[Work instructions] What follows is a set of records, each of which is to be written out exactly.

[Records shown]
──────

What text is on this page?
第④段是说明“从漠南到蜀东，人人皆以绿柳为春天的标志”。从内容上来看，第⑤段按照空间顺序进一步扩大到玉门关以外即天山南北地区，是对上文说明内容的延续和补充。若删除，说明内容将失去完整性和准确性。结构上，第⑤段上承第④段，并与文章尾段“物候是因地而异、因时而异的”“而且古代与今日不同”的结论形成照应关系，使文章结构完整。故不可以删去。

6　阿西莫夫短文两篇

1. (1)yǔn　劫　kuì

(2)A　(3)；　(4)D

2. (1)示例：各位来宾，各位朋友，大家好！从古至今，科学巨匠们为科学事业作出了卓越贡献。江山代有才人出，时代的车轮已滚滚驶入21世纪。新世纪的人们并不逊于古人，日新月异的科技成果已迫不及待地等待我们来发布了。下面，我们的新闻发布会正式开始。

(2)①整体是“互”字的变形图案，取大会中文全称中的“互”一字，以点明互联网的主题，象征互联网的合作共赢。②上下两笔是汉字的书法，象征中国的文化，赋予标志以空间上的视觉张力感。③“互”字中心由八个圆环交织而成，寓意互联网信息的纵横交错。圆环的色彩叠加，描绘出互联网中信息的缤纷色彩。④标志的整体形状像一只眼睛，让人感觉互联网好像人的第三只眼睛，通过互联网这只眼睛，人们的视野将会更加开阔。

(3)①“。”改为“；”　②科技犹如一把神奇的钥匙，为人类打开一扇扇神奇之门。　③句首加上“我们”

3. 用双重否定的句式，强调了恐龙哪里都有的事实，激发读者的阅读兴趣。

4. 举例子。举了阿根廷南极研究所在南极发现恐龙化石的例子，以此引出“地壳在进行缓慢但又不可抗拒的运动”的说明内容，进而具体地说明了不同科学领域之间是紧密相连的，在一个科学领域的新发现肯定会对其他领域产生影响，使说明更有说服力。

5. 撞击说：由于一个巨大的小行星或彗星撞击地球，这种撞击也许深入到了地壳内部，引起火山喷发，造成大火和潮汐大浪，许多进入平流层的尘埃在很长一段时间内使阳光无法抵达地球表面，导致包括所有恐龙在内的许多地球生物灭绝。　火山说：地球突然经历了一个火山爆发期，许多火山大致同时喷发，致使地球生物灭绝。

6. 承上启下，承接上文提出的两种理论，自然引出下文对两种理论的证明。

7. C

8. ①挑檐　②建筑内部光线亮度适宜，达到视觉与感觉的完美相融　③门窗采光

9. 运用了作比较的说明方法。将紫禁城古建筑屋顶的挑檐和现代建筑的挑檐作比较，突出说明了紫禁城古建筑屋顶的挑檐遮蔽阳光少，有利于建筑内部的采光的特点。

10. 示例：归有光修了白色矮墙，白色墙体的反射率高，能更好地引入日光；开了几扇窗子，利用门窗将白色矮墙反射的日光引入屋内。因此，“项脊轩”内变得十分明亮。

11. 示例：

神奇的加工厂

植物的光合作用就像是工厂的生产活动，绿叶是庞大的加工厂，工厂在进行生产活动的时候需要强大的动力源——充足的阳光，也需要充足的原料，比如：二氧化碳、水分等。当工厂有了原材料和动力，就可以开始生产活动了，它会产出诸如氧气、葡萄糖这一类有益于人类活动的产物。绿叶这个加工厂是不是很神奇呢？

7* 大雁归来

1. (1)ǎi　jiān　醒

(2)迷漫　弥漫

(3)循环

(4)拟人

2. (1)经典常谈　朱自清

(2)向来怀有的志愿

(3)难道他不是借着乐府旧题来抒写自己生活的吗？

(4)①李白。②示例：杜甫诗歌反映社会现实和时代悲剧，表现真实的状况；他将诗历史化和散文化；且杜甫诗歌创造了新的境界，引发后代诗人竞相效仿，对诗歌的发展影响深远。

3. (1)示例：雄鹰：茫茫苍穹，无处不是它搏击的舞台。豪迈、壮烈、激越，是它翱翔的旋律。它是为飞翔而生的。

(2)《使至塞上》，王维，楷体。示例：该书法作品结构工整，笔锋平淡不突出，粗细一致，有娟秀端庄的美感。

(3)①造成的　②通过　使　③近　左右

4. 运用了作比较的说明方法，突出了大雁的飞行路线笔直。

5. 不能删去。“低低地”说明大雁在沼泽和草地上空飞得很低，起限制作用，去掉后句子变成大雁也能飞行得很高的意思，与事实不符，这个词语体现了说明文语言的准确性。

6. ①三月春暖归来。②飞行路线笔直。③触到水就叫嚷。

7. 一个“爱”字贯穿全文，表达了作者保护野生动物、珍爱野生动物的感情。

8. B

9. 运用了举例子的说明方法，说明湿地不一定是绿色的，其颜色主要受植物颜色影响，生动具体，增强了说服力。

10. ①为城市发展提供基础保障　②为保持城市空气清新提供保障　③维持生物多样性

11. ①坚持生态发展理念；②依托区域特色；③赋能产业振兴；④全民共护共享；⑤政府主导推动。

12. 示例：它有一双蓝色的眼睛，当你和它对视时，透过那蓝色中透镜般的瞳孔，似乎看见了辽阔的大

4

──────

[Task output]
What text is on this page?
第④段是说明“从漠南到蜀东，人人皆以绿柳为春天的标志”。从内容上来看，第⑤段按照空间顺序进一步扩大到玉门关以外即天山南北地区，是对上文说明内容的延续和补充。若删除，说明内容将失去完整性和准确性。结构上，第⑤段上承第④段，并与文章尾段“物候是因地而异、因时而异的”“而且古代与今日不同”的结论形成照应关系，使文章结构完整。故不可以删去。

6　阿西莫夫短文两篇

1. (1)yǔn　劫　kuì

(2)A　(3)；　(4)D

2. (1)示例：各位来宾，各位朋友，大家好！从古至今，科学巨匠们为科学事业作出了卓越贡献。江山代有才人出，时代的车轮已滚滚驶入21世纪。新世纪的人们并不逊于古人，日新月异的科技成果已迫不及待地等待我们来发布了。下面，我们的新闻发布会正式开始。

(2)①整体是“互”字的变形图案，取大会中文全称中的“互”一字，以点明互联网的主题，象征互联网的合作共赢。②上下两笔是汉字的书法，象征中国的文化，赋予标志以空间上的视觉张力感。③“互”字中心由八个圆环交织而成，寓意互联网信息的纵横交错。圆环的色彩叠加，描绘出互联网中信息的缤纷色彩。④标志的整体形状像一只眼睛，让人感觉互联网好像人的第三只眼睛，通过互联网这只眼睛，人们的视野将会更加开阔。

(3)①“。”改为“；”　②科技犹如一把神奇的钥匙，为人类打开一扇扇神奇之门。　③句首加上“我们”

3. 用双重否定的句式，强调了恐龙哪里都有的事实，激发读者的阅读兴趣。

4. 举例子。举了阿根廷南极研究所在南极发现恐龙化石的例子，以此引出“地壳在进行缓慢但又不可抗拒的运动”的说明内容，进而具体地说明了不同科学领域之间是紧密相连的，在一个科学领域的新发现肯定会对其他领域产生影响，使说明更有说服力。

5. 撞击说：由于一个巨大的小行星或彗星撞击地球，这种撞击也许深入到了地壳内部，引起火山喷发，造成大火和潮汐大浪，许多进入平流层的尘埃在很长一段时间内使阳光无法抵达地球表面，导致包括所有恐龙在内的许多地球生物灭绝。　火山说：地球突然经历了一个火山爆发期，许多火山大致同时喷发，致使地球生物灭绝。

6. 承上启下，承接上文提出的两种理论，自然引出下文对两种理论的证明。

7. C

8. ①挑檐　②建筑内部光线亮度适宜，达到视觉与感觉的完美相融　③门窗采光

9. 运用了作比较的说明方法。将紫禁城古建筑屋顶的挑檐和现代建筑的挑檐作比较，突出说明了紫禁城古建筑屋顶的挑檐遮蔽阳光少，有利于建筑内部的采光的特点。

10. 示例：归有光修了白色矮墙，白色墙体的反射率高，能更好地引入日光；开了几扇窗子，利用门窗将白色矮墙反射的日光引入屋内。因此，“项脊轩”内变得十分明亮。

11. 示例：

神奇的加工厂

植物的光合作用就像是工厂的生产活动，绿叶是庞大的加工厂，工厂在进行生产活动的时候需要强大的动力源——充足的阳光，也需要充足的原料，比如：二氧化碳、水分等。当工厂有了原材料和动力，就可以开始生产活动了，它会产出诸如氧气、葡萄糖这一类有益于人类活动的产物。绿叶这个加工厂是不是很神奇呢？

7* 大雁归来

1. (1)ǎi　jiān　醒

(2)迷漫　弥漫

(3)循环

(4)拟人

2. (1)经典常谈　朱自清

(2)向来怀有的志愿

(3)难道他不是借着乐府旧题来抒写自己生活的吗？

(4)①李白。②示例：杜甫诗歌反映社会现实和时代悲剧，表现真实的状况；他将诗历史化和散文化；且杜甫诗歌创造了新的境界，引发后代诗人竞相效仿，对诗歌的发展影响深远。

3. (1)示例：雄鹰：茫茫苍穹，无处不是它搏击的舞台。豪迈、壮烈、激越，是它翱翔的旋律。它是为飞翔而生的。

(2)《使至塞上》，王维，楷体。示例：该书法作品结构工整，笔锋平淡不突出，粗细一致，有娟秀端庄的美感。

(3)①造成的　②通过　使　③近　左右

4. 运用了作比较的说明方法，突出了大雁的飞行路线笔直。

5. 不能删去。“低低地”说明大雁在沼泽和草地上空飞得很低，起限制作用，去掉后句子变成大雁也能飞行得很高的意思，与事实不符，这个词语体现了说明文语言的准确性。

6. ①三月春暖归来。②飞行路线笔直。③触到水就叫嚷。

7. 一个“爱”字贯穿全文，表达了作者保护野生动物、珍爱野生动物的感情。

8. B

9. 运用了举例子的说明方法，说明湿地不一定是绿色的，其颜色主要受植物颜色影响，生动具体，增强了说服力。

10. ①为城市发展提供基础保障　②为保持城市空气清新提供保障　③维持生物多样性

11. ①坚持生态发展理念；②依托区域特色；③赋能产业振兴；④全民共护共享；⑤政府主导推动。

12. 示例：它有一双蓝色的眼睛，当你和它对视时，透过那蓝色中透镜般的瞳孔，似乎看见了辽阔的大

4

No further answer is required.